##### Dataset #####

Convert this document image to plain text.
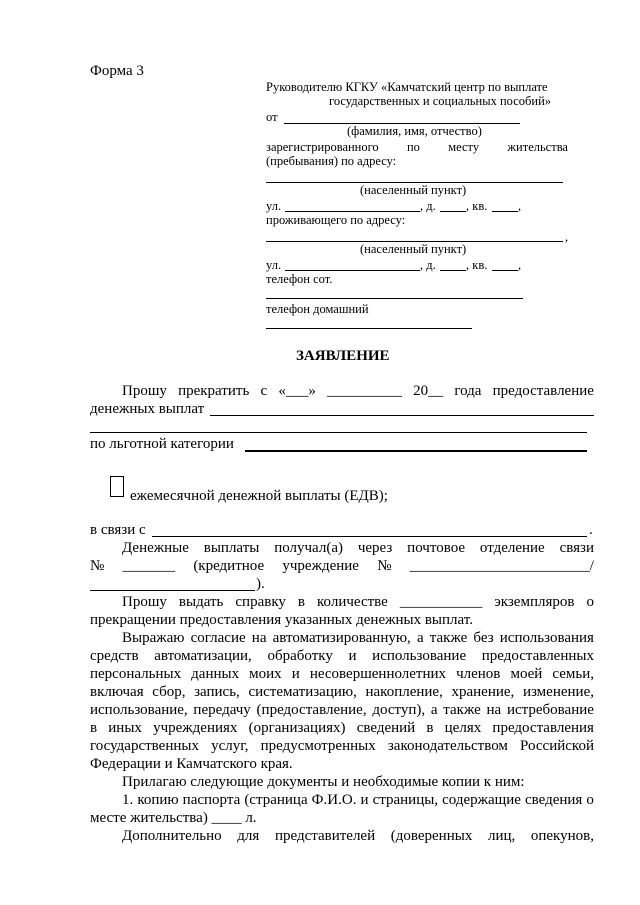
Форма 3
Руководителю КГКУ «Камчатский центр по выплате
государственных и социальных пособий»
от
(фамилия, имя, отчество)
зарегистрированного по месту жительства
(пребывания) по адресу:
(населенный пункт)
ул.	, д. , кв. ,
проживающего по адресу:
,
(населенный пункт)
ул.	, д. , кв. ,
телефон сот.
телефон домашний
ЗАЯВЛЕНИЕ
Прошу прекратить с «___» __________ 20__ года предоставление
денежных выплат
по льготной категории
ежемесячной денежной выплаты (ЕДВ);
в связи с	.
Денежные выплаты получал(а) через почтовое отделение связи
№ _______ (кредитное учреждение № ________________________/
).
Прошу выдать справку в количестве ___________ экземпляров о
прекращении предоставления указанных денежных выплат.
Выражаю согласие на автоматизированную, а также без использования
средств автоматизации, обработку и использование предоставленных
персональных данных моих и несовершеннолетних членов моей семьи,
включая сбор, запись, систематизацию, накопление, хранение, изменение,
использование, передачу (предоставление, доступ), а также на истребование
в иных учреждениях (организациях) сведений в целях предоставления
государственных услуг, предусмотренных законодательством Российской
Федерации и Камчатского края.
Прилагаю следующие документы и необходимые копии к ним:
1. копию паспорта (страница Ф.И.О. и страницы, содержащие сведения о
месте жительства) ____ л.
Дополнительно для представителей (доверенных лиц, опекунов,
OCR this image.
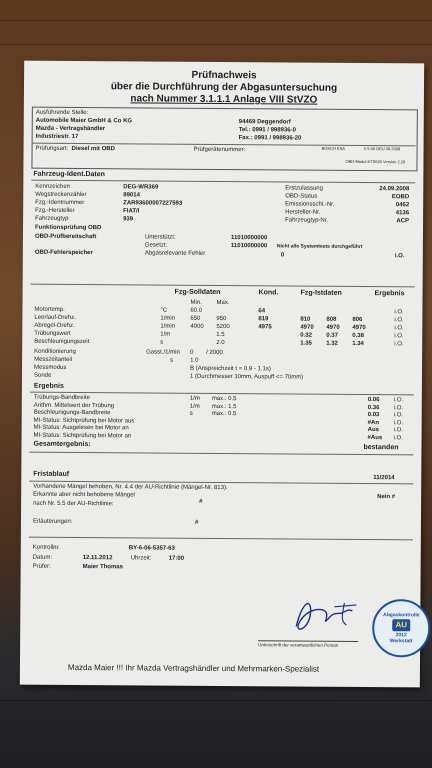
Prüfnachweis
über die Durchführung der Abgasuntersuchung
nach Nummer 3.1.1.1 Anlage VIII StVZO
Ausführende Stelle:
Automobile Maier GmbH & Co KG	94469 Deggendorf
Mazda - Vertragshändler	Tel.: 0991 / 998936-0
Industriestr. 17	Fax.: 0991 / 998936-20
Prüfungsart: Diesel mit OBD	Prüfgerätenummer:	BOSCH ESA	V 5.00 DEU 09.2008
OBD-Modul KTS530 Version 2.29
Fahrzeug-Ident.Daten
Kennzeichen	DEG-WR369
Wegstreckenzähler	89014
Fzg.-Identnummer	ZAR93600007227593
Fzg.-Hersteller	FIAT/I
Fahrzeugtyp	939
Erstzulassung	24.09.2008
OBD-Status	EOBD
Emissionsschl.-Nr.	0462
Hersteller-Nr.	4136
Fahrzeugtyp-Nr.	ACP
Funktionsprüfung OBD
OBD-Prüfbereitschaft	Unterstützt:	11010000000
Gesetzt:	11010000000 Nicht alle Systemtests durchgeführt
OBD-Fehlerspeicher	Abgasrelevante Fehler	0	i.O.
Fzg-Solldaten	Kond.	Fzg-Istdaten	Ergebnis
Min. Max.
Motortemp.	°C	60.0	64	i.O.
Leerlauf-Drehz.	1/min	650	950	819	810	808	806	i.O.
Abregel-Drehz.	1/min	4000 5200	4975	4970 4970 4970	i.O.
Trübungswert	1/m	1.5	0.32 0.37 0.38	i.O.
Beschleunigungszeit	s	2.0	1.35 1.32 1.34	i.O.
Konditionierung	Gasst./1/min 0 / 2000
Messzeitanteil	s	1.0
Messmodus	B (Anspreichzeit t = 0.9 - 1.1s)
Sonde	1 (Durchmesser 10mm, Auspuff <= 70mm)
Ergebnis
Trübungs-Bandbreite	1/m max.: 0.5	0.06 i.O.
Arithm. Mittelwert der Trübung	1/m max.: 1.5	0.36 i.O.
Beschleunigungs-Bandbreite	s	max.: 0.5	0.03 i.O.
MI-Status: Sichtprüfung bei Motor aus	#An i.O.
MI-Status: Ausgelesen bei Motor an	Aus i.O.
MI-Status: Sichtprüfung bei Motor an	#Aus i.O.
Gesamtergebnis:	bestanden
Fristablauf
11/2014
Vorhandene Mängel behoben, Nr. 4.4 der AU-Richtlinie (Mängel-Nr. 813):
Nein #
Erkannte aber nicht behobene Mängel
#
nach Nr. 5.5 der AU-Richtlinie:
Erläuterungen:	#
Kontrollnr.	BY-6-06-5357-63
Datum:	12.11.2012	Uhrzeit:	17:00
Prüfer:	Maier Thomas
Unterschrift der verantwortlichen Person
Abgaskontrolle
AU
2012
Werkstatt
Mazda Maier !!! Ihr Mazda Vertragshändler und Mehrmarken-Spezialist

#####

◆ Instruction
Collect the lines that hold "Hersteller".

◆ Answer to this problem
Fzg.-Hersteller	FIAT/I
Hersteller-Nr.	4136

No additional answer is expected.